#### TASK DETAILS
Drop all images and give the records again exactly.

------ RECORDS SHOWN ------

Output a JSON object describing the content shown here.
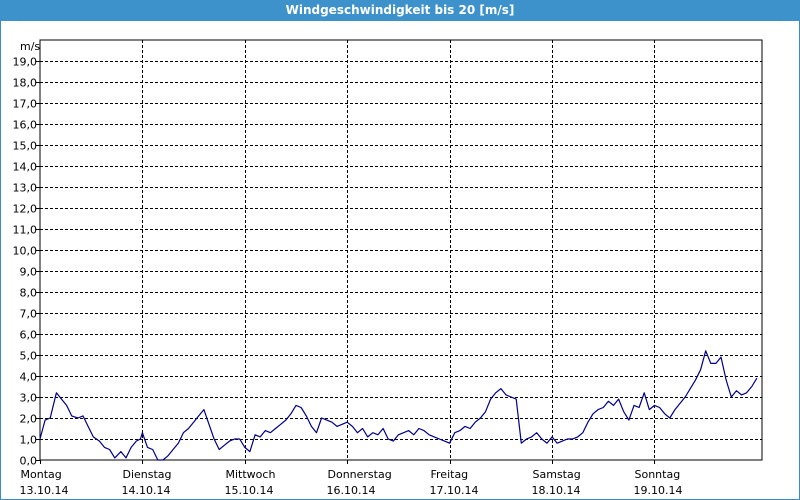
{
  "window": {
    "title": "Windgeschwindigkeit bis 20 [m/s]"
  },
  "colors": {
    "title_bar": "#3d92cc",
    "line": "#00008b",
    "grid": "#000000",
    "frame": "#3c8dc4"
  },
  "chart_data": {
    "type": "line",
    "title": "Windgeschwindigkeit bis 20 [m/s]",
    "ylabel": "m/s",
    "xlabel": "",
    "ylim": [
      0,
      20
    ],
    "xlim": [
      0,
      7.05
    ],
    "grid": true,
    "y_ticks": [
      "0,0",
      "1,0",
      "2,0",
      "3,0",
      "4,0",
      "5,0",
      "6,0",
      "7,0",
      "8,0",
      "9,0",
      "10,0",
      "11,0",
      "12,0",
      "13,0",
      "14,0",
      "15,0",
      "16,0",
      "17,0",
      "18,0",
      "19,0"
    ],
    "x_ticks": [
      {
        "day": "Montag",
        "date": "13.10.14",
        "x": 0
      },
      {
        "day": "Dienstag",
        "date": "14.10.14",
        "x": 1
      },
      {
        "day": "Mittwoch",
        "date": "15.10.14",
        "x": 2
      },
      {
        "day": "Donnerstag",
        "date": "16.10.14",
        "x": 3
      },
      {
        "day": "Freitag",
        "date": "17.10.14",
        "x": 4
      },
      {
        "day": "Samstag",
        "date": "18.10.14",
        "x": 5
      },
      {
        "day": "Sonntag",
        "date": "19.10.14",
        "x": 6
      }
    ],
    "series": [
      {
        "color": "#00008b",
        "points": [
          [
            0.0,
            1.0
          ],
          [
            0.05,
            1.9
          ],
          [
            0.1,
            2.0
          ],
          [
            0.16,
            3.2
          ],
          [
            0.21,
            2.9
          ],
          [
            0.26,
            2.6
          ],
          [
            0.31,
            2.1
          ],
          [
            0.37,
            2.0
          ],
          [
            0.42,
            2.1
          ],
          [
            0.47,
            1.6
          ],
          [
            0.52,
            1.1
          ],
          [
            0.58,
            0.9
          ],
          [
            0.63,
            0.6
          ],
          [
            0.68,
            0.5
          ],
          [
            0.73,
            0.1
          ],
          [
            0.79,
            0.4
          ],
          [
            0.84,
            0.1
          ],
          [
            0.89,
            0.6
          ],
          [
            0.94,
            0.9
          ],
          [
            0.98,
            1.0
          ],
          [
            1.0,
            1.3
          ],
          [
            1.05,
            0.6
          ],
          [
            1.1,
            0.5
          ],
          [
            1.15,
            0.0
          ],
          [
            1.2,
            0.0
          ],
          [
            1.25,
            0.2
          ],
          [
            1.3,
            0.5
          ],
          [
            1.35,
            0.8
          ],
          [
            1.4,
            1.3
          ],
          [
            1.45,
            1.5
          ],
          [
            1.5,
            1.8
          ],
          [
            1.55,
            2.1
          ],
          [
            1.6,
            2.4
          ],
          [
            1.65,
            1.7
          ],
          [
            1.7,
            1.0
          ],
          [
            1.75,
            0.5
          ],
          [
            1.8,
            0.7
          ],
          [
            1.85,
            0.9
          ],
          [
            1.9,
            1.0
          ],
          [
            1.95,
            1.0
          ],
          [
            2.0,
            0.6
          ],
          [
            2.05,
            0.4
          ],
          [
            2.1,
            1.2
          ],
          [
            2.15,
            1.1
          ],
          [
            2.2,
            1.4
          ],
          [
            2.25,
            1.3
          ],
          [
            2.3,
            1.5
          ],
          [
            2.35,
            1.7
          ],
          [
            2.4,
            1.9
          ],
          [
            2.45,
            2.2
          ],
          [
            2.5,
            2.6
          ],
          [
            2.55,
            2.5
          ],
          [
            2.6,
            2.1
          ],
          [
            2.65,
            1.6
          ],
          [
            2.7,
            1.3
          ],
          [
            2.75,
            2.0
          ],
          [
            2.8,
            1.9
          ],
          [
            2.85,
            1.8
          ],
          [
            2.9,
            1.6
          ],
          [
            2.95,
            1.7
          ],
          [
            3.0,
            1.8
          ],
          [
            3.05,
            1.6
          ],
          [
            3.1,
            1.3
          ],
          [
            3.15,
            1.5
          ],
          [
            3.2,
            1.1
          ],
          [
            3.25,
            1.3
          ],
          [
            3.3,
            1.2
          ],
          [
            3.35,
            1.5
          ],
          [
            3.4,
            1.0
          ],
          [
            3.45,
            0.9
          ],
          [
            3.5,
            1.2
          ],
          [
            3.55,
            1.3
          ],
          [
            3.6,
            1.4
          ],
          [
            3.65,
            1.2
          ],
          [
            3.7,
            1.5
          ],
          [
            3.75,
            1.4
          ],
          [
            3.8,
            1.2
          ],
          [
            3.85,
            1.1
          ],
          [
            3.9,
            1.0
          ],
          [
            3.95,
            0.9
          ],
          [
            4.0,
            0.8
          ],
          [
            4.05,
            1.3
          ],
          [
            4.1,
            1.4
          ],
          [
            4.15,
            1.6
          ],
          [
            4.2,
            1.5
          ],
          [
            4.25,
            1.8
          ],
          [
            4.3,
            2.0
          ],
          [
            4.35,
            2.3
          ],
          [
            4.4,
            2.9
          ],
          [
            4.45,
            3.2
          ],
          [
            4.5,
            3.4
          ],
          [
            4.55,
            3.1
          ],
          [
            4.6,
            3.0
          ],
          [
            4.65,
            2.9
          ],
          [
            4.7,
            0.8
          ],
          [
            4.75,
            1.0
          ],
          [
            4.8,
            1.1
          ],
          [
            4.85,
            1.3
          ],
          [
            4.9,
            1.0
          ],
          [
            4.95,
            0.8
          ],
          [
            5.0,
            1.1
          ],
          [
            5.05,
            0.8
          ],
          [
            5.1,
            0.9
          ],
          [
            5.15,
            1.0
          ],
          [
            5.2,
            1.0
          ],
          [
            5.25,
            1.1
          ],
          [
            5.3,
            1.3
          ],
          [
            5.35,
            1.8
          ],
          [
            5.4,
            2.2
          ],
          [
            5.45,
            2.4
          ],
          [
            5.5,
            2.5
          ],
          [
            5.55,
            2.8
          ],
          [
            5.6,
            2.6
          ],
          [
            5.65,
            2.9
          ],
          [
            5.7,
            2.3
          ],
          [
            5.75,
            1.9
          ],
          [
            5.8,
            2.6
          ],
          [
            5.85,
            2.5
          ],
          [
            5.9,
            3.2
          ],
          [
            5.95,
            2.4
          ],
          [
            6.0,
            2.6
          ],
          [
            6.05,
            2.5
          ],
          [
            6.1,
            2.2
          ],
          [
            6.15,
            2.0
          ],
          [
            6.2,
            2.4
          ],
          [
            6.25,
            2.7
          ],
          [
            6.3,
            3.0
          ],
          [
            6.35,
            3.4
          ],
          [
            6.4,
            3.8
          ],
          [
            6.45,
            4.3
          ],
          [
            6.5,
            5.2
          ],
          [
            6.55,
            4.6
          ],
          [
            6.6,
            4.6
          ],
          [
            6.65,
            4.9
          ],
          [
            6.7,
            3.8
          ],
          [
            6.75,
            3.0
          ],
          [
            6.8,
            3.3
          ],
          [
            6.85,
            3.1
          ],
          [
            6.9,
            3.2
          ],
          [
            6.95,
            3.5
          ],
          [
            7.0,
            3.9
          ]
        ]
      }
    ]
  }
}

------

#### TASK OUTPUT
Output a JSON object describing the content shown here.
{
  "window": {
    "title": "Windgeschwindigkeit bis 20 [m/s]"
  },
  "colors": {
    "title_bar": "#3d92cc",
    "line": "#00008b",
    "grid": "#000000",
    "frame": "#3c8dc4"
  },
  "chart_data": {
    "type": "line",
    "title": "Windgeschwindigkeit bis 20 [m/s]",
    "ylabel": "m/s",
    "xlabel": "",
    "ylim": [
      0,
      20
    ],
    "xlim": [
      0,
      7.05
    ],
    "grid": true,
    "y_ticks": [
      "0,0",
      "1,0",
      "2,0",
      "3,0",
      "4,0",
      "5,0",
      "6,0",
      "7,0",
      "8,0",
      "9,0",
      "10,0",
      "11,0",
      "12,0",
      "13,0",
      "14,0",
      "15,0",
      "16,0",
      "17,0",
      "18,0",
      "19,0"
    ],
    "x_ticks": [
      {
        "day": "Montag",
        "date": "13.10.14",
        "x": 0
      },
      {
        "day": "Dienstag",
        "date": "14.10.14",
        "x": 1
      },
      {
        "day": "Mittwoch",
        "date": "15.10.14",
        "x": 2
      },
      {
        "day": "Donnerstag",
        "date": "16.10.14",
        "x": 3
      },
      {
        "day": "Freitag",
        "date": "17.10.14",
        "x": 4
      },
      {
        "day": "Samstag",
        "date": "18.10.14",
        "x": 5
      },
      {
        "day": "Sonntag",
        "date": "19.10.14",
        "x": 6
      }
    ],
    "series": [
      {
        "color": "#00008b",
        "points": [
          [
            0.0,
            1.0
          ],
          [
            0.05,
            1.9
          ],
          [
            0.1,
            2.0
          ],
          [
            0.16,
            3.2
          ],
          [
            0.21,
            2.9
          ],
          [
            0.26,
            2.6
          ],
          [
            0.31,
            2.1
          ],
          [
            0.37,
            2.0
          ],
          [
            0.42,
            2.1
          ],
          [
            0.47,
            1.6
          ],
          [
            0.52,
            1.1
          ],
          [
            0.58,
            0.9
          ],
          [
            0.63,
            0.6
          ],
          [
            0.68,
            0.5
          ],
          [
            0.73,
            0.1
          ],
          [
            0.79,
            0.4
          ],
          [
            0.84,
            0.1
          ],
          [
            0.89,
            0.6
          ],
          [
            0.94,
            0.9
          ],
          [
            0.98,
            1.0
          ],
          [
            1.0,
            1.3
          ],
          [
            1.05,
            0.6
          ],
          [
            1.1,
            0.5
          ],
          [
            1.15,
            0.0
          ],
          [
            1.2,
            0.0
          ],
          [
            1.25,
            0.2
          ],
          [
            1.3,
            0.5
          ],
          [
            1.35,
            0.8
          ],
          [
            1.4,
            1.3
          ],
          [
            1.45,
            1.5
          ],
          [
            1.5,
            1.8
          ],
          [
            1.55,
            2.1
          ],
          [
            1.6,
            2.4
          ],
          [
            1.65,
            1.7
          ],
          [
            1.7,
            1.0
          ],
          [
            1.75,
            0.5
          ],
          [
            1.8,
            0.7
          ],
          [
            1.85,
            0.9
          ],
          [
            1.9,
            1.0
          ],
          [
            1.95,
            1.0
          ],
          [
            2.0,
            0.6
          ],
          [
            2.05,
            0.4
          ],
          [
            2.1,
            1.2
          ],
          [
            2.15,
            1.1
          ],
          [
            2.2,
            1.4
          ],
          [
            2.25,
            1.3
          ],
          [
            2.3,
            1.5
          ],
          [
            2.35,
            1.7
          ],
          [
            2.4,
            1.9
          ],
          [
            2.45,
            2.2
          ],
          [
            2.5,
            2.6
          ],
          [
            2.55,
            2.5
          ],
          [
            2.6,
            2.1
          ],
          [
            2.65,
            1.6
          ],
          [
            2.7,
            1.3
          ],
          [
            2.75,
            2.0
          ],
          [
            2.8,
            1.9
          ],
          [
            2.85,
            1.8
          ],
          [
            2.9,
            1.6
          ],
          [
            2.95,
            1.7
          ],
          [
            3.0,
            1.8
          ],
          [
            3.05,
            1.6
          ],
          [
            3.1,
            1.3
          ],
          [
            3.15,
            1.5
          ],
          [
            3.2,
            1.1
          ],
          [
            3.25,
            1.3
          ],
          [
            3.3,
            1.2
          ],
          [
            3.35,
            1.5
          ],
          [
            3.4,
            1.0
          ],
          [
            3.45,
            0.9
          ],
          [
            3.5,
            1.2
          ],
          [
            3.55,
            1.3
          ],
          [
            3.6,
            1.4
          ],
          [
            3.65,
            1.2
          ],
          [
            3.7,
            1.5
          ],
          [
            3.75,
            1.4
          ],
          [
            3.8,
            1.2
          ],
          [
            3.85,
            1.1
          ],
          [
            3.9,
            1.0
          ],
          [
            3.95,
            0.9
          ],
          [
            4.0,
            0.8
          ],
          [
            4.05,
            1.3
          ],
          [
            4.1,
            1.4
          ],
          [
            4.15,
            1.6
          ],
          [
            4.2,
            1.5
          ],
          [
            4.25,
            1.8
          ],
          [
            4.3,
            2.0
          ],
          [
            4.35,
            2.3
          ],
          [
            4.4,
            2.9
          ],
          [
            4.45,
            3.2
          ],
          [
            4.5,
            3.4
          ],
          [
            4.55,
            3.1
          ],
          [
            4.6,
            3.0
          ],
          [
            4.65,
            2.9
          ],
          [
            4.7,
            0.8
          ],
          [
            4.75,
            1.0
          ],
          [
            4.8,
            1.1
          ],
          [
            4.85,
            1.3
          ],
          [
            4.9,
            1.0
          ],
          [
            4.95,
            0.8
          ],
          [
            5.0,
            1.1
          ],
          [
            5.05,
            0.8
          ],
          [
            5.1,
            0.9
          ],
          [
            5.15,
            1.0
          ],
          [
            5.2,
            1.0
          ],
          [
            5.25,
            1.1
          ],
          [
            5.3,
            1.3
          ],
          [
            5.35,
            1.8
          ],
          [
            5.4,
            2.2
          ],
          [
            5.45,
            2.4
          ],
          [
            5.5,
            2.5
          ],
          [
            5.55,
            2.8
          ],
          [
            5.6,
            2.6
          ],
          [
            5.65,
            2.9
          ],
          [
            5.7,
            2.3
          ],
          [
            5.75,
            1.9
          ],
          [
            5.8,
            2.6
          ],
          [
            5.85,
            2.5
          ],
          [
            5.9,
            3.2
          ],
          [
            5.95,
            2.4
          ],
          [
            6.0,
            2.6
          ],
          [
            6.05,
            2.5
          ],
          [
            6.1,
            2.2
          ],
          [
            6.15,
            2.0
          ],
          [
            6.2,
            2.4
          ],
          [
            6.25,
            2.7
          ],
          [
            6.3,
            3.0
          ],
          [
            6.35,
            3.4
          ],
          [
            6.4,
            3.8
          ],
          [
            6.45,
            4.3
          ],
          [
            6.5,
            5.2
          ],
          [
            6.55,
            4.6
          ],
          [
            6.6,
            4.6
          ],
          [
            6.65,
            4.9
          ],
          [
            6.7,
            3.8
          ],
          [
            6.75,
            3.0
          ],
          [
            6.8,
            3.3
          ],
          [
            6.85,
            3.1
          ],
          [
            6.9,
            3.2
          ],
          [
            6.95,
            3.5
          ],
          [
            7.0,
            3.9
          ]
        ]
      }
    ]
  }
}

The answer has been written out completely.